**Excerpted data:**
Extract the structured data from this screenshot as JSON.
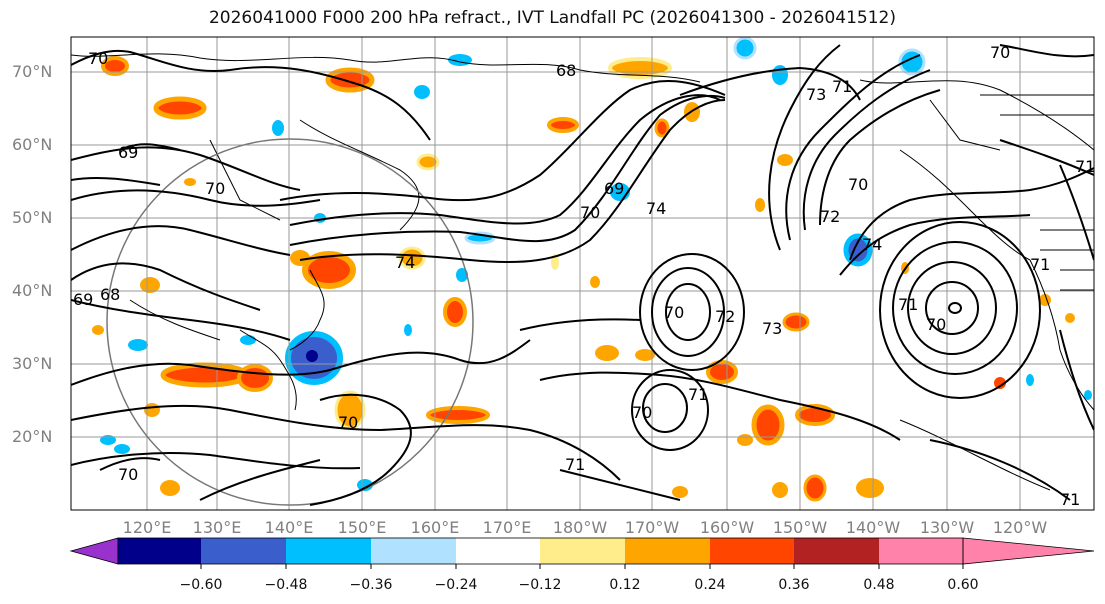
{
  "title": "2026041000 F000 200 hPa refract., IVT Landfall PC (2026041300 - 2026041512)",
  "lat_labels": [
    "70°N",
    "60°N",
    "50°N",
    "40°N",
    "30°N",
    "20°N"
  ],
  "lon_labels": [
    "120°E",
    "130°E",
    "140°E",
    "150°E",
    "160°E",
    "170°E",
    "180°W",
    "170°W",
    "160°W",
    "150°W",
    "140°W",
    "130°W",
    "120°W"
  ],
  "contour_labels": [
    "70",
    "69",
    "68",
    "70",
    "73",
    "71",
    "70",
    "71",
    "69",
    "70",
    "74",
    "70",
    "72",
    "74",
    "71",
    "70",
    "72",
    "73",
    "71",
    "70",
    "70",
    "71",
    "70",
    "68",
    "69",
    "70",
    "74",
    "71",
    "71"
  ],
  "colorbar": {
    "ticks": [
      "−0.60",
      "−0.48",
      "−0.36",
      "−0.24",
      "−0.12",
      "0.12",
      "0.24",
      "0.36",
      "0.48",
      "0.60"
    ],
    "colors": [
      "#9932cc",
      "#00008b",
      "#3a5fcd",
      "#00bfff",
      "#b0e2ff",
      "#ffffff",
      "#ffec8b",
      "#ffa500",
      "#ff4500",
      "#b22222",
      "#ff82ab"
    ]
  }
}
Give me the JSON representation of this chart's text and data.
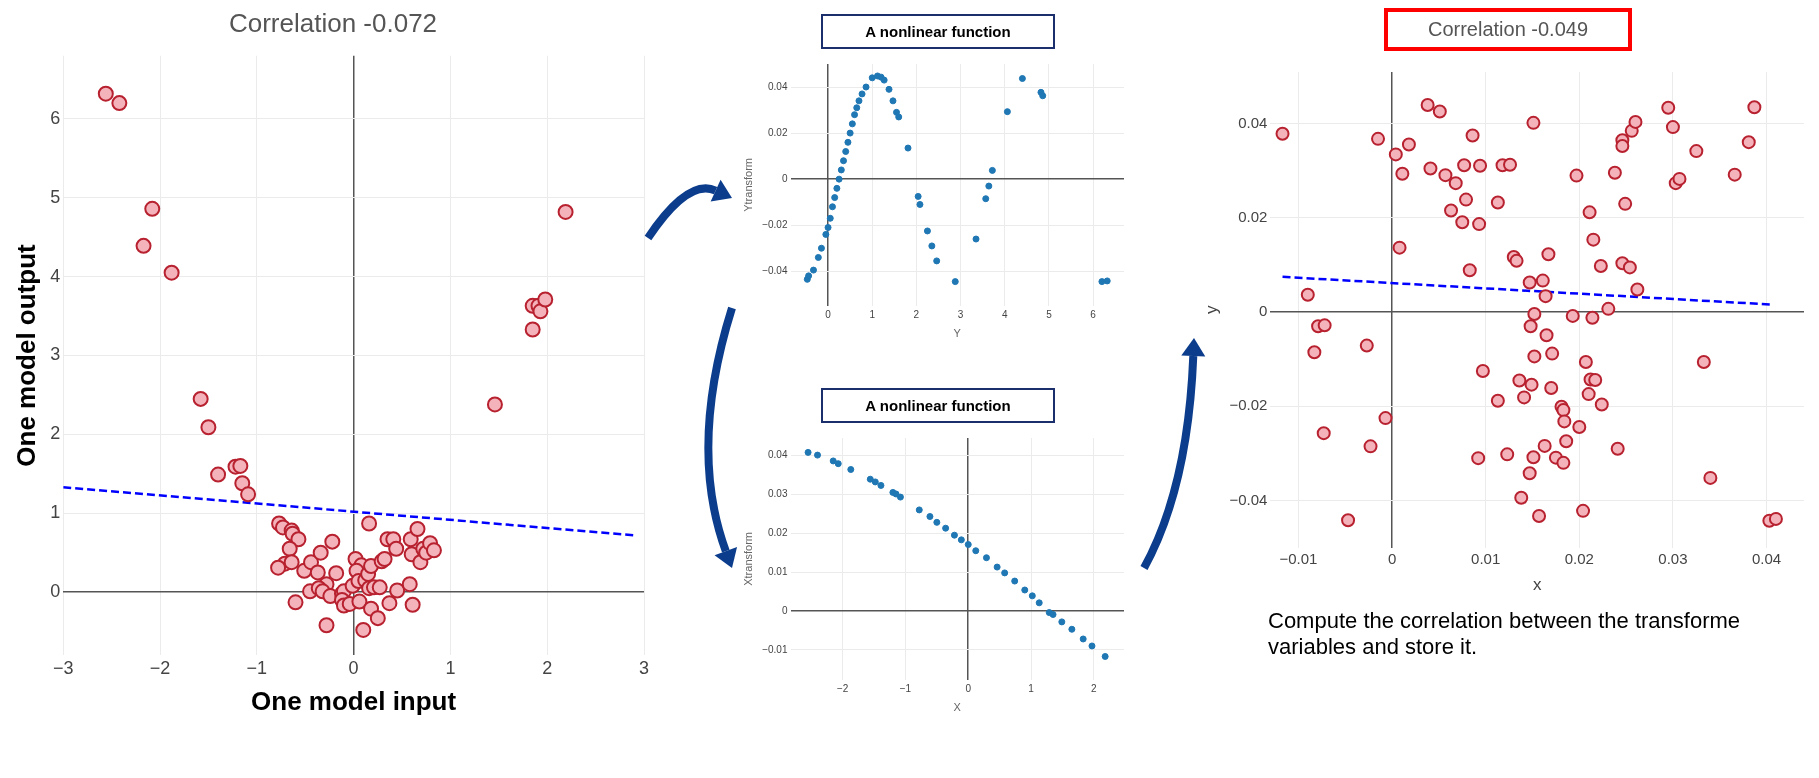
{
  "chart_data": [
    {
      "type": "scatter",
      "title": "Correlation -0.072",
      "xlabel": "One model input",
      "ylabel": "One model output",
      "xlim": [
        -3,
        3
      ],
      "ylim": [
        -0.8,
        6.8
      ],
      "xticks": [
        {
          "value": -3,
          "label": "−3"
        },
        {
          "value": -2,
          "label": "−2"
        },
        {
          "value": -1,
          "label": "−1"
        },
        0,
        1,
        2,
        3
      ],
      "yticks": [
        0,
        1,
        2,
        3,
        4,
        5,
        6
      ],
      "grid": true,
      "marker": "circle",
      "series": [
        {
          "color": "#f4b3ba",
          "x": [
            -2.56,
            -2.42,
            -2.08,
            -2.17,
            -1.88,
            -1.58,
            -1.5,
            -1.4,
            -1.22,
            -1.17,
            -1.15,
            -1.09,
            2.19,
            1.85,
            1.91,
            1.93,
            1.98,
            1.85,
            1.46,
            -0.77,
            -0.73,
            -0.64,
            -0.63,
            -0.57,
            -0.66,
            -0.71,
            -0.64,
            -0.78,
            -0.51,
            -0.44,
            -0.34,
            -0.37,
            -0.22,
            -0.18,
            -0.28,
            -0.45,
            -0.36,
            -0.32,
            -0.24,
            -0.6,
            -0.28,
            -0.12,
            -0.1,
            -0.12,
            -0.1,
            -0.04,
            -0.01,
            0.02,
            0.08,
            0.03,
            0.05,
            0.06,
            0.12,
            0.15,
            0.18,
            0.16,
            0.21,
            0.27,
            0.18,
            0.25,
            0.1,
            0.16,
            0.29,
            0.32,
            0.35,
            0.41,
            0.44,
            0.37,
            0.45,
            0.58,
            0.61,
            0.59,
            0.66,
            0.6,
            0.69,
            0.72,
            0.75,
            0.79,
            0.83
          ],
          "values": [
            6.32,
            6.2,
            4.86,
            4.39,
            4.05,
            2.45,
            2.09,
            1.49,
            1.59,
            1.6,
            1.38,
            1.24,
            4.82,
            3.63,
            3.63,
            3.56,
            3.71,
            3.33,
            2.38,
            0.87,
            0.82,
            0.78,
            0.74,
            0.67,
            0.55,
            0.36,
            0.38,
            0.31,
            0.27,
            0.38,
            0.5,
            0.25,
            0.64,
            0.24,
            0.1,
            0.01,
            0.05,
            0.01,
            -0.05,
            -0.13,
            -0.42,
            -0.02,
            0.01,
            -0.1,
            -0.17,
            -0.15,
            0.08,
            0.42,
            0.34,
            0.27,
            0.14,
            -0.12,
            0.15,
            0.23,
            0.33,
            0.05,
            0.06,
            0.06,
            -0.21,
            -0.33,
            -0.48,
            0.87,
            0.39,
            0.42,
            0.67,
            0.67,
            0.55,
            -0.14,
            0.02,
            0.1,
            -0.16,
            0.67,
            0.8,
            0.48,
            0.38,
            0.55,
            0.5,
            0.62,
            0.53
          ]
        },
        {
          "type": "line",
          "color": "#0000ff",
          "line_style": "dashed",
          "marker": "none",
          "x": [
            -3,
            2.9
          ],
          "values": [
            1.33,
            0.72
          ]
        }
      ]
    },
    {
      "type": "scatter",
      "xlabel": "Y",
      "ylabel": "Ytransform",
      "xlim": [
        -0.85,
        6.7
      ],
      "ylim": [
        -0.055,
        0.05
      ],
      "xticks": [
        0,
        1,
        2,
        3,
        4,
        5,
        6
      ],
      "yticks": [
        {
          "value": -0.04,
          "label": "−0.04"
        },
        {
          "value": -0.02,
          "label": "−0.02"
        },
        0,
        0.02,
        0.04
      ],
      "grid": true,
      "marker": "circle",
      "annotations": [
        "A nonlinear function"
      ],
      "series": [
        {
          "color": "#1f77b4",
          "x": [
            -0.47,
            -0.44,
            -0.33,
            -0.22,
            -0.15,
            -0.05,
            0,
            0.05,
            0.1,
            0.15,
            0.2,
            0.25,
            0.3,
            0.35,
            0.4,
            0.45,
            0.5,
            0.55,
            0.6,
            0.65,
            0.7,
            0.77,
            0.86,
            1,
            1.12,
            1.2,
            1.27,
            1.38,
            1.47,
            1.55,
            1.6,
            1.81,
            2.04,
            2.08,
            2.25,
            2.35,
            2.46,
            2.88,
            3.35,
            3.57,
            3.64,
            3.72,
            4.06,
            4.4,
            4.82,
            4.86,
            6.2,
            6.32
          ],
          "values": [
            -0.0435,
            -0.042,
            -0.0395,
            -0.034,
            -0.03,
            -0.024,
            -0.021,
            -0.017,
            -0.012,
            -0.008,
            -0.004,
            0,
            0.004,
            0.008,
            0.012,
            0.016,
            0.02,
            0.024,
            0.028,
            0.031,
            0.034,
            0.037,
            0.04,
            0.044,
            0.0448,
            0.0443,
            0.043,
            0.039,
            0.034,
            0.029,
            0.027,
            0.0135,
            -0.0075,
            -0.011,
            -0.0225,
            -0.029,
            -0.0355,
            -0.0445,
            -0.026,
            -0.0085,
            -0.003,
            0.0038,
            0.0293,
            0.0437,
            0.0377,
            0.0362,
            -0.0445,
            -0.0442
          ]
        }
      ]
    },
    {
      "type": "scatter",
      "xlabel": "X",
      "ylabel": "Xtransform",
      "xlim": [
        -2.83,
        2.48
      ],
      "ylim": [
        -0.0177,
        0.0445
      ],
      "xticks": [
        {
          "value": -2,
          "label": "−2"
        },
        {
          "value": -1,
          "label": "−1"
        },
        0,
        1,
        2
      ],
      "yticks": [
        {
          "value": -0.01,
          "label": "−0.01"
        },
        0,
        0.01,
        0.02,
        0.03,
        0.04
      ],
      "grid": true,
      "marker": "circle",
      "annotations": [
        "A nonlinear function"
      ],
      "series": [
        {
          "color": "#1f77b4",
          "x": [
            -2.55,
            -2.4,
            -2.15,
            -2.07,
            -1.87,
            -1.56,
            -1.48,
            -1.39,
            -1.2,
            -1.15,
            -1.08,
            -0.78,
            -0.61,
            -0.5,
            -0.36,
            -0.22,
            -0.11,
            0,
            0.12,
            0.29,
            0.46,
            0.58,
            0.74,
            0.9,
            1.02,
            1.13,
            1.29,
            1.35,
            1.49,
            1.65,
            1.83,
            1.97,
            2.18
          ],
          "values": [
            0.0408,
            0.0401,
            0.0386,
            0.0379,
            0.0364,
            0.0339,
            0.0332,
            0.0323,
            0.0305,
            0.0301,
            0.0293,
            0.026,
            0.0243,
            0.0228,
            0.0213,
            0.0195,
            0.0183,
            0.0171,
            0.0155,
            0.0137,
            0.0113,
            0.0098,
            0.0077,
            0.0054,
            0.0039,
            0.0021,
            -0.0004,
            -0.0009,
            -0.0028,
            -0.0047,
            -0.0072,
            -0.009,
            -0.0117
          ]
        }
      ]
    },
    {
      "type": "scatter",
      "title": "Correlation -0.049",
      "xlabel": "x",
      "ylabel": "y",
      "xlim": [
        -0.013,
        0.044
      ],
      "ylim": [
        -0.05,
        0.051
      ],
      "xticks": [
        {
          "value": -0.01,
          "label": "−0.01"
        },
        0,
        0.01,
        0.02,
        0.03,
        0.04
      ],
      "yticks": [
        {
          "value": -0.04,
          "label": "−0.04"
        },
        {
          "value": -0.02,
          "label": "−0.02"
        },
        0,
        0.02,
        0.04
      ],
      "grid": true,
      "marker": "circle",
      "annotations": [
        "Compute the correlation between the transforme variables and store it."
      ],
      "series": [
        {
          "color": "#f4b3ba",
          "x": [
            -0.0117,
            -0.0015,
            0.0004,
            0.0018,
            0.0011,
            0.0038,
            0.0051,
            0.0041,
            0.0057,
            0.0068,
            0.0077,
            0.0094,
            0.0086,
            0.0079,
            0.0063,
            0.0075,
            0.0093,
            0.0113,
            0.0118,
            0.0126,
            0.0151,
            0.0008,
            0.0083,
            0.013,
            0.0133,
            0.0167,
            0.0147,
            0.0161,
            0.0164,
            0.0152,
            0.0148,
            0.0165,
            0.0152,
            0.0171,
            0.0197,
            0.0211,
            0.0215,
            0.0223,
            0.0193,
            0.0214,
            0.0231,
            0.0238,
            0.0249,
            0.0246,
            0.0254,
            0.0262,
            0.0246,
            0.0246,
            0.0256,
            0.026,
            0.0295,
            0.03,
            0.0325,
            0.0303,
            0.0307,
            0.0366,
            0.0381,
            0.0387,
            0.0333,
            0.034,
            0.0403,
            0.041,
            -0.009,
            -0.0079,
            -0.0072,
            -0.0083,
            -0.0027,
            -0.0073,
            -0.0007,
            -0.0023,
            -0.0047,
            0.0097,
            0.0113,
            0.0136,
            0.0149,
            0.0141,
            0.017,
            0.0181,
            0.0183,
            0.0184,
            0.0207,
            0.0212,
            0.0217,
            0.021,
            0.0224,
            0.02,
            0.0186,
            0.0163,
            0.0175,
            0.0183,
            0.0151,
            0.0147,
            0.0123,
            0.0092,
            0.0138,
            0.0157,
            0.0204,
            0.0241
          ],
          "values": [
            0.0379,
            0.0368,
            0.0335,
            0.0356,
            0.0294,
            0.044,
            0.0426,
            0.0305,
            0.0291,
            0.0274,
            0.0312,
            0.0311,
            0.0375,
            0.0239,
            0.0216,
            0.0191,
            0.0187,
            0.0233,
            0.0312,
            0.0313,
            0.0402,
            0.0137,
            0.0089,
            0.0117,
            0.0109,
            0.0123,
            0.0063,
            0.0067,
            0.0034,
            -0.0004,
            -0.003,
            -0.0049,
            -0.0094,
            -0.0088,
            0.029,
            0.0212,
            0.0154,
            0.0098,
            -0.0008,
            -0.0012,
            0.0007,
            0.0296,
            0.023,
            0.0104,
            0.0095,
            0.0048,
            0.0365,
            0.0353,
            0.0385,
            0.0404,
            0.0434,
            0.0393,
            0.0342,
            0.0274,
            0.0283,
            0.0292,
            0.0361,
            0.0435,
            -0.0106,
            -0.0352,
            -0.0443,
            -0.0439,
            0.0037,
            -0.003,
            -0.0028,
            -0.0085,
            -0.0071,
            -0.0257,
            -0.0225,
            -0.0285,
            -0.0442,
            -0.0125,
            -0.0188,
            -0.0145,
            -0.0154,
            -0.0181,
            -0.0161,
            -0.0201,
            -0.0208,
            -0.0232,
            -0.0106,
            -0.0143,
            -0.0144,
            -0.0174,
            -0.0196,
            -0.0244,
            -0.0274,
            -0.0284,
            -0.0309,
            -0.032,
            -0.0308,
            -0.0342,
            -0.0302,
            -0.031,
            -0.0394,
            -0.0433,
            -0.0422,
            -0.029
          ]
        },
        {
          "type": "line",
          "color": "#0000ff",
          "line_style": "dashed",
          "marker": "none",
          "x": [
            -0.0117,
            0.0406
          ],
          "values": [
            0.0075,
            0.0016
          ]
        }
      ]
    }
  ]
}
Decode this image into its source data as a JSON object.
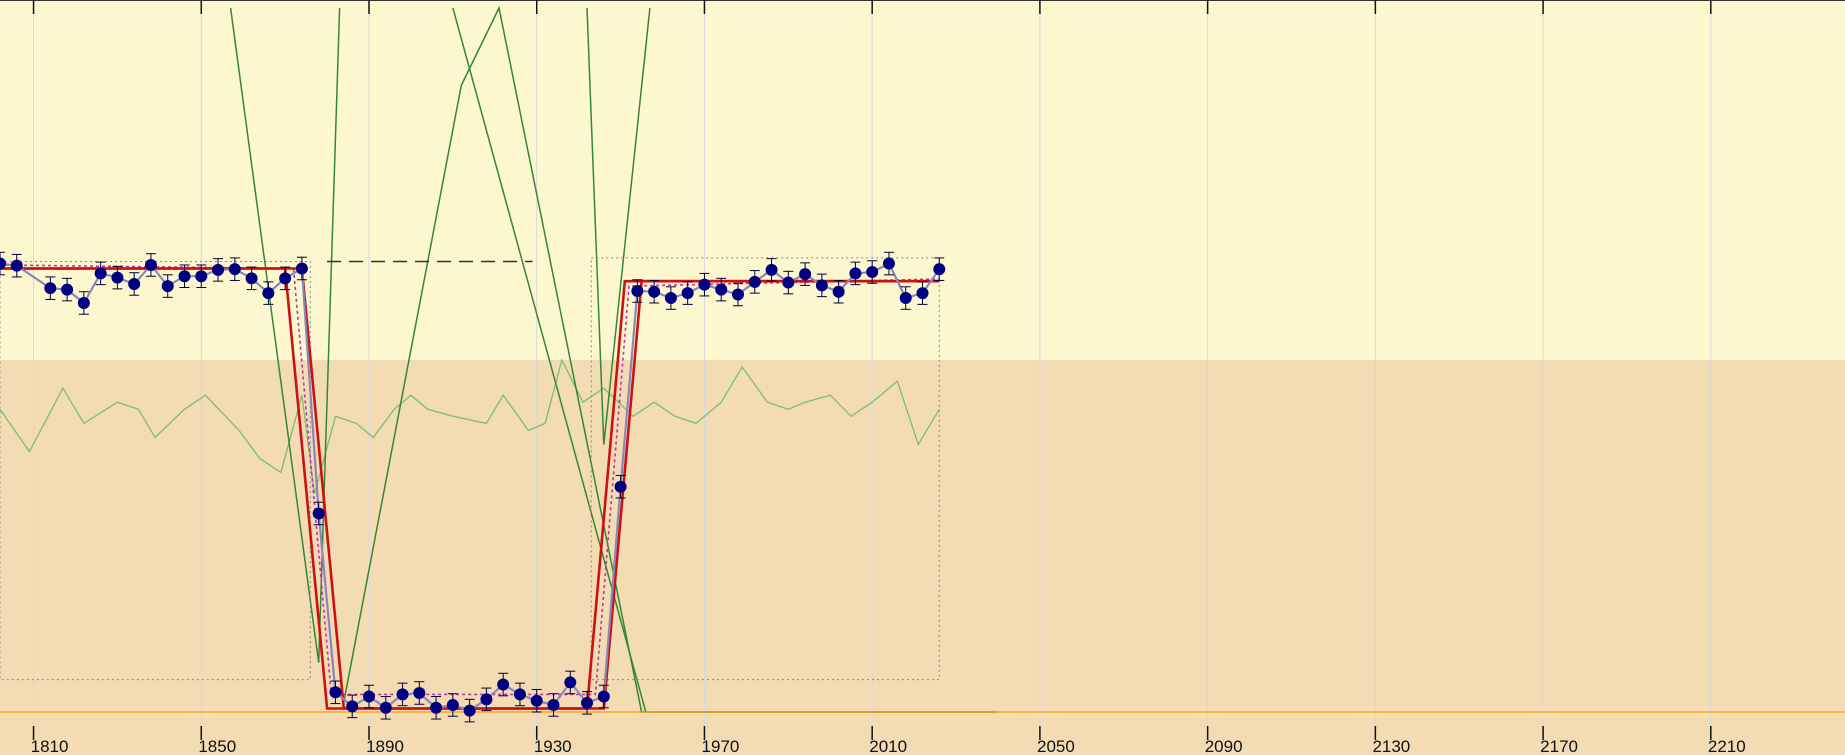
{
  "chart_data": {
    "type": "line",
    "title": "",
    "xlabel": "",
    "ylabel": "",
    "xlim": [
      1802,
      2242
    ],
    "ylim": [
      0,
      100
    ],
    "x_ticks": [
      1810,
      1850,
      1890,
      1930,
      1970,
      2010,
      2050,
      2090,
      2130,
      2170,
      2210
    ],
    "grid": true,
    "bands": [
      {
        "y_from": 50,
        "y_to": 100,
        "color": "#fdf7cf"
      },
      {
        "y_from": 0,
        "y_to": 50,
        "color": "#f3dbb3"
      }
    ],
    "colors": {
      "observed": "#000080",
      "observed_line": "#8888bb",
      "model": "#cc1111",
      "model_fit": "#bb33aa",
      "green": "#338833",
      "light_green": "#7cbf6c",
      "baseline": "#ff9900",
      "grid": "#d8d8e0"
    },
    "observed_points": [
      [
        1802,
        63.7
      ],
      [
        1806,
        63.4
      ],
      [
        1814,
        60.2
      ],
      [
        1818,
        60.0
      ],
      [
        1822,
        58.1
      ],
      [
        1826,
        62.3
      ],
      [
        1830,
        61.7
      ],
      [
        1834,
        60.8
      ],
      [
        1838,
        63.5
      ],
      [
        1842,
        60.5
      ],
      [
        1846,
        61.9
      ],
      [
        1850,
        61.9
      ],
      [
        1854,
        62.8
      ],
      [
        1858,
        62.9
      ],
      [
        1862,
        61.6
      ],
      [
        1866,
        59.5
      ],
      [
        1870,
        61.6
      ],
      [
        1874,
        63.0
      ],
      [
        1878,
        28.2
      ],
      [
        1882,
        2.8
      ],
      [
        1886,
        0.8
      ],
      [
        1890,
        2.2
      ],
      [
        1894,
        0.6
      ],
      [
        1898,
        2.5
      ],
      [
        1902,
        2.7
      ],
      [
        1906,
        0.6
      ],
      [
        1910,
        1.0
      ],
      [
        1914,
        0.2
      ],
      [
        1918,
        1.8
      ],
      [
        1922,
        3.9
      ],
      [
        1926,
        2.5
      ],
      [
        1930,
        1.6
      ],
      [
        1934,
        1.0
      ],
      [
        1938,
        4.2
      ],
      [
        1942,
        1.3
      ],
      [
        1946,
        2.2
      ],
      [
        1950,
        32.0
      ],
      [
        1954,
        59.8
      ],
      [
        1958,
        59.7
      ],
      [
        1962,
        58.8
      ],
      [
        1966,
        59.5
      ],
      [
        1970,
        60.7
      ],
      [
        1974,
        60.0
      ],
      [
        1978,
        59.3
      ],
      [
        1982,
        61.1
      ],
      [
        1986,
        62.8
      ],
      [
        1990,
        61.0
      ],
      [
        1994,
        62.2
      ],
      [
        1998,
        60.6
      ],
      [
        2002,
        59.7
      ],
      [
        2006,
        62.3
      ],
      [
        2010,
        62.5
      ],
      [
        2014,
        63.7
      ],
      [
        2018,
        58.8
      ],
      [
        2022,
        59.5
      ],
      [
        2026,
        62.9
      ]
    ],
    "error_bar": 1.6,
    "model_upper": [
      [
        1802,
        63.0
      ],
      [
        1870,
        63.0
      ],
      [
        1880,
        0.5
      ],
      [
        1946,
        0.5
      ],
      [
        1955,
        61.2
      ],
      [
        2026,
        61.2
      ]
    ],
    "model_lower": [
      [
        1802,
        63.0
      ],
      [
        1874,
        63.0
      ],
      [
        1884,
        0.5
      ],
      [
        1942,
        0.5
      ],
      [
        1951,
        61.2
      ],
      [
        2026,
        61.2
      ]
    ],
    "fit_dotted": [
      [
        1802,
        63.5
      ],
      [
        1872,
        63.0
      ],
      [
        1881,
        2.5
      ],
      [
        1944,
        2.5
      ],
      [
        1952,
        60.5
      ],
      [
        2026,
        61.5
      ]
    ],
    "box_left": {
      "x": [
        1802,
        1876
      ],
      "y": [
        64.0,
        4.6
      ]
    },
    "box_right": {
      "x": [
        1943,
        2026
      ],
      "y": [
        64.5,
        4.6
      ]
    },
    "dashed_line": {
      "x": [
        1880,
        1929
      ],
      "y": 64.0
    },
    "baseline_y": 0.0,
    "green_curves": [
      [
        [
          1857,
          100
        ],
        [
          1878,
          7.0
        ],
        [
          1883,
          100
        ]
      ],
      [
        [
          1884,
          1.4
        ],
        [
          1912,
          89.0
        ],
        [
          1921,
          100
        ],
        [
          1955,
          0.0
        ],
        [
          2040,
          0.0
        ]
      ],
      [
        [
          1910,
          100
        ],
        [
          1956,
          0.0
        ]
      ],
      [
        [
          1942,
          100
        ],
        [
          1946,
          38.0
        ],
        [
          1957,
          100
        ]
      ]
    ],
    "light_green_curve": [
      [
        1802,
        43
      ],
      [
        1809,
        37
      ],
      [
        1817,
        46
      ],
      [
        1822,
        41
      ],
      [
        1830,
        44
      ],
      [
        1835,
        43
      ],
      [
        1839,
        39
      ],
      [
        1846,
        43
      ],
      [
        1851,
        45
      ],
      [
        1859,
        40
      ],
      [
        1864,
        36
      ],
      [
        1869,
        34
      ],
      [
        1874,
        45
      ],
      [
        1877,
        31
      ],
      [
        1882,
        42
      ],
      [
        1887,
        41
      ],
      [
        1891,
        39
      ],
      [
        1896,
        43
      ],
      [
        1900,
        45
      ],
      [
        1904,
        43
      ],
      [
        1910,
        42
      ],
      [
        1918,
        41
      ],
      [
        1922,
        45
      ],
      [
        1928,
        40
      ],
      [
        1932,
        41
      ],
      [
        1936,
        50
      ],
      [
        1941,
        44
      ],
      [
        1946,
        46
      ],
      [
        1953,
        42
      ],
      [
        1958,
        44
      ],
      [
        1963,
        42
      ],
      [
        1968,
        41
      ],
      [
        1974,
        44
      ],
      [
        1979,
        49
      ],
      [
        1985,
        44
      ],
      [
        1990,
        43
      ],
      [
        1994,
        44
      ],
      [
        2000,
        45
      ],
      [
        2005,
        42
      ],
      [
        2010,
        44
      ],
      [
        2016,
        47
      ],
      [
        2021,
        38
      ],
      [
        2026,
        43
      ]
    ]
  }
}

**Task objective:** Track down every line holding the string "title" and copy it.

**Expected answer:**
  "title": "2026041000 F000 200 hPa refract., IVT Landfall PC (2026041300 - 2026041512)",
      "title": "Correlation -0.072",
      "title": "Correlation -0.049",
    "title": "",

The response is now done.